> [Extrait fourni]
Gabon/ Crash d’un hélicoptère de l’armée française: les huit militaires relaxés.

Les huit militaires français poursuivis pour homicides et blessures involontaires viennent d’être relaxés  ce 8 juillet, par  le tribunal correctionnel de Paris. C’est en tous cas la décision que vient de prendre les autorités judiciaires françaises. 
 
Le 17 janvier 2009, un Cougar s’était abîmé quelques instants après son décollage depuis le pont d’un bâtiment de la marine nationale, qui naviguait dans le golfe du Biafra pendant un exercice militaire franco-gabonais baptisé « N’gari ». Trois membres d’équipage et cinq membres des forces spéciales avaient péri. Douze ans après l’accident d’hélicoptère, Le tribunal correctionnel de Paris a suivi les réquisitions du ministère public, qui avait estimé qu’«aucun » des prévenus n’était « responsable » de cet accident.  Après plusieurs audiences, le commandant du navire et le chef du détachement de l’aviation légère de l’armée de terre au Gabon,  avaient été renvoyés devant la justice, soupçonnés de différents manquements ayant permis l’accident.

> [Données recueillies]
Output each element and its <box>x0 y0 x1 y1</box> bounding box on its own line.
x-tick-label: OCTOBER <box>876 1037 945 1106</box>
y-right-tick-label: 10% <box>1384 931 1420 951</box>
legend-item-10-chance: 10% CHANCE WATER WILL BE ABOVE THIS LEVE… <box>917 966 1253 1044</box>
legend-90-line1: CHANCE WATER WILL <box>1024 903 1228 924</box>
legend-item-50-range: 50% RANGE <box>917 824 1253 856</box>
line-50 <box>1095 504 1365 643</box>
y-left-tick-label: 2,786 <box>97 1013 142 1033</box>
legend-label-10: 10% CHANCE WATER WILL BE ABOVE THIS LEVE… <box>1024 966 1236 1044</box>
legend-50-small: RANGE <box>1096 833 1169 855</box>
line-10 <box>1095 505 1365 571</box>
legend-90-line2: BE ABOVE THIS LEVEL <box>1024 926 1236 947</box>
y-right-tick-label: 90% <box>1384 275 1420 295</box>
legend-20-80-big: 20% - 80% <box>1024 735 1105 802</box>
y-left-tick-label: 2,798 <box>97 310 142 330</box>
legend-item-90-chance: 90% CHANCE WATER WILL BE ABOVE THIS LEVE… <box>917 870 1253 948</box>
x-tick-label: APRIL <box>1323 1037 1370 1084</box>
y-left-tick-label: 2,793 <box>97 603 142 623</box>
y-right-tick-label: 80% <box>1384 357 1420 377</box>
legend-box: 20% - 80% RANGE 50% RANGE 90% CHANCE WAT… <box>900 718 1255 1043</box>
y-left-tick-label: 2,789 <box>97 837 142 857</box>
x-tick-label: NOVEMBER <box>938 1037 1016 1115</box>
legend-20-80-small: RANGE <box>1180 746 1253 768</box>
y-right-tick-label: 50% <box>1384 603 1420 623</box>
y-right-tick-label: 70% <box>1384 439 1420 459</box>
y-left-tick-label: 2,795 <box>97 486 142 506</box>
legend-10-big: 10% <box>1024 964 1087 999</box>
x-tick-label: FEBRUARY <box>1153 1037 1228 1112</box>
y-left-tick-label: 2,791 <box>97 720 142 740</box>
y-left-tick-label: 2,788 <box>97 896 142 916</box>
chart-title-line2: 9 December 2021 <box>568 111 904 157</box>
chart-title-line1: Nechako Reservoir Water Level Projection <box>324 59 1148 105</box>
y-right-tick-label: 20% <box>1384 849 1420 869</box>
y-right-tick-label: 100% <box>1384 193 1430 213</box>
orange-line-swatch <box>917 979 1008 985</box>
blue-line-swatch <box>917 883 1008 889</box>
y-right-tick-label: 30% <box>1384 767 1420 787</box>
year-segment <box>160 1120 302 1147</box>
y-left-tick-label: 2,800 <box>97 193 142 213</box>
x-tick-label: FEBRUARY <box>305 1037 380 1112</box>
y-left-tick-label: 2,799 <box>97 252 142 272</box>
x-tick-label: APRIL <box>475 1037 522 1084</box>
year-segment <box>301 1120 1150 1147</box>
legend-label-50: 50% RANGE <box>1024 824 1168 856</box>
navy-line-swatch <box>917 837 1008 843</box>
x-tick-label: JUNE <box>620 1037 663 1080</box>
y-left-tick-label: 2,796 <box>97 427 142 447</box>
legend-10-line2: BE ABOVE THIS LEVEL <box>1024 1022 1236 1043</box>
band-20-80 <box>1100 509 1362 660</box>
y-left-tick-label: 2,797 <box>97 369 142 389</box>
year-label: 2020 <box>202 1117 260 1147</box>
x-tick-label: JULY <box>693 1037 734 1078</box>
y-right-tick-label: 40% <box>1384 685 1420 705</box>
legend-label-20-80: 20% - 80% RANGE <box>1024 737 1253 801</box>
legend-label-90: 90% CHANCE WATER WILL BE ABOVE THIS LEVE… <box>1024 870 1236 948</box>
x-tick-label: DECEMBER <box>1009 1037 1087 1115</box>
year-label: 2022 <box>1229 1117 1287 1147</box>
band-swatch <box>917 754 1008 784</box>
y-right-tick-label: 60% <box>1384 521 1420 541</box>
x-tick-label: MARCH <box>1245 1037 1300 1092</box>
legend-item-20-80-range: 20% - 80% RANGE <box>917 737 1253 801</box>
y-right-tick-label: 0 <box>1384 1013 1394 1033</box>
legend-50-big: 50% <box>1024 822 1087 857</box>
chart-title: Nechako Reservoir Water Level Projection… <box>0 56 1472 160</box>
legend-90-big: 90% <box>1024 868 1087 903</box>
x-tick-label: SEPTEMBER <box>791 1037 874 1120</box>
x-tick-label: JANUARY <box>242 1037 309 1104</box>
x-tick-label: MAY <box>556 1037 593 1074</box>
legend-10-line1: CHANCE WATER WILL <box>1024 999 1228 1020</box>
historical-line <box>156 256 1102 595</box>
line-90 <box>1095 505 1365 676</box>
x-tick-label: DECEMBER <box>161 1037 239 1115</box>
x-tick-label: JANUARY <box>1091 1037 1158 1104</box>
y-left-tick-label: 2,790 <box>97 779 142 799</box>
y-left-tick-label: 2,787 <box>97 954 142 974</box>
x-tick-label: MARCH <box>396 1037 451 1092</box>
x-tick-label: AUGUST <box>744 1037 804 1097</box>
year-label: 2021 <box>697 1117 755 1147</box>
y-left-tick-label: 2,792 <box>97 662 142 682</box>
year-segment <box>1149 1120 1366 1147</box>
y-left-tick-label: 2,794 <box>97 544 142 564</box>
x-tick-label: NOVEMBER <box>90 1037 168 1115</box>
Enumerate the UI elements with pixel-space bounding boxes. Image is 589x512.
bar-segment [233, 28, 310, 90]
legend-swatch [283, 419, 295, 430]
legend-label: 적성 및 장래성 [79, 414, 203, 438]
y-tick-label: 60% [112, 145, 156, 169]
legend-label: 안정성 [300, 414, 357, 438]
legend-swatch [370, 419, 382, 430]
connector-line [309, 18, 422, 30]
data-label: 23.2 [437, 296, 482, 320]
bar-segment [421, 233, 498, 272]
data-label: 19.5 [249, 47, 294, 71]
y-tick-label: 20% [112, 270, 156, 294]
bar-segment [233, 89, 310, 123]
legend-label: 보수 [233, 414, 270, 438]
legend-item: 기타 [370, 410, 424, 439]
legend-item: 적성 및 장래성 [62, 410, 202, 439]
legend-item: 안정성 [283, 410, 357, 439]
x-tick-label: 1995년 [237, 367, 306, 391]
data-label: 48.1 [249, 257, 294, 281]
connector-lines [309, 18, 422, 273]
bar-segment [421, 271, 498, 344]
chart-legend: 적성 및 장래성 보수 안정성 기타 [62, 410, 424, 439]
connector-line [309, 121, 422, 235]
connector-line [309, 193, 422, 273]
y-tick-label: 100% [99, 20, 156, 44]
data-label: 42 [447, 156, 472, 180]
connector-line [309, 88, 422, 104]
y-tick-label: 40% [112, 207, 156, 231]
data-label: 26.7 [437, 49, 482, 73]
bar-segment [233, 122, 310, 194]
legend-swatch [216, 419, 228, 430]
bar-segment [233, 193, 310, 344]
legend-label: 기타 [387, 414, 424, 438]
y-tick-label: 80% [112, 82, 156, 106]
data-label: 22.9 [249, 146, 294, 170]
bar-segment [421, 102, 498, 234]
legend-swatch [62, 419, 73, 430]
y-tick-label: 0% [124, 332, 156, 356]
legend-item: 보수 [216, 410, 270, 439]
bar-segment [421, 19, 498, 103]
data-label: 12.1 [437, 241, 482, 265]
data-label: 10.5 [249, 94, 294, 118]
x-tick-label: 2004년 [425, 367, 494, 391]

> [Série d'exercices]
1/ Citez l'article sur le crash de l'hélicoptère au Gabon, de « Le 17 janvier 2009, un » à « ayant permis l’accident. ».
2/ Rédigez la suite de l'article sur le crash de l'hélicoptère au Gabon, à partir de sa dernière phrase.

> [Réponses numérotées]
1/
Le 17 janvier 2009, un Cougar s’était abîmé quelques instants après son décollage depuis le pont d’un bâtiment de la marine nationale, qui naviguait dans le golfe du Biafra pendant un exercice militaire franco-gabonais baptisé « N’gari ». Trois membres d’équipage et cinq membres des forces spéciales avaient péri. Douze ans après l’accident d’hélicoptère, Le tribunal correctionnel de Paris a suivi les réquisitions du ministère public, qui avait estimé qu’«aucun » des prévenus n’était « responsable » de cet accident.  Après plusieurs audiences, le commandant du navire et le chef du détachement de l’aviation légère de l’armée de terre au Gabon,  avaient été renvoyés devant la justice, soupçonnés de différents manquements ayant permis l’accident.

2/
 « Le tribunal a entendu, vu, perçu la souffrance immense des parties civiles », a déclaré la présidente en préambule. « Cette décision ne vise aucunement à remettre en cause le préjudice des victimes, mais nous nous sommes attachés à rechercher si les faits reprochés constituaient des infractions. La réponse est non », a-t-elle poursuivi. Les juges ont estimé qu’une « faute » ayant un « lien de causalité certain » avec l’accident n’était pas établie. Le réentraînement du pilote tout comme le décollage de l’hélicoptère le jour même étaient « possibles réglementairement », selon la décision. Le tribunal a suivi les réquisitions du ministère public, qui avait estimé qu’« aucun » des prévenus n’était « responsable » de cet accident.

Une décision  qui vient réconforter les familles des militaires qui, jusqu’alors ne savaient plus à quel saint se vouer depuis les évènements malheureux de  janvier 2019.